(Dataset entries)

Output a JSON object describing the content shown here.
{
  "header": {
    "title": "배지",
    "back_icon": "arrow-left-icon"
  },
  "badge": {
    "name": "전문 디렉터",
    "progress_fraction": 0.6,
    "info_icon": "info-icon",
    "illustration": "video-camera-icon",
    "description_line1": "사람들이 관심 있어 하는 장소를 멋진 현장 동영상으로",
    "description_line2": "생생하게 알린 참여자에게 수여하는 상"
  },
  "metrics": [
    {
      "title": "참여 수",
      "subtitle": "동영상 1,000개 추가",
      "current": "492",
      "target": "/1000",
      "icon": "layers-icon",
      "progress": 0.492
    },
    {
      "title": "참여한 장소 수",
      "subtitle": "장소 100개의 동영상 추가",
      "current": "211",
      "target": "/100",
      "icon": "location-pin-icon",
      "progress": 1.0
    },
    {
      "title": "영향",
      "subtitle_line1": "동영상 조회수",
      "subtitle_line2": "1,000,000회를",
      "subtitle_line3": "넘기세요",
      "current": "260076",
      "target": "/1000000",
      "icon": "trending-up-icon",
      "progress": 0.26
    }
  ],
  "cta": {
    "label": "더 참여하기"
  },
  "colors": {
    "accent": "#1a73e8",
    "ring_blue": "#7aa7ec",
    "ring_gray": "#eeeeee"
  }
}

- EXERCISE TASK
Read the entries and select each line where the word "target" is found.

- ANSWER TO THIS EXERCISE
      "target": "/1000",
      "target": "/100",
      "target": "/1000000",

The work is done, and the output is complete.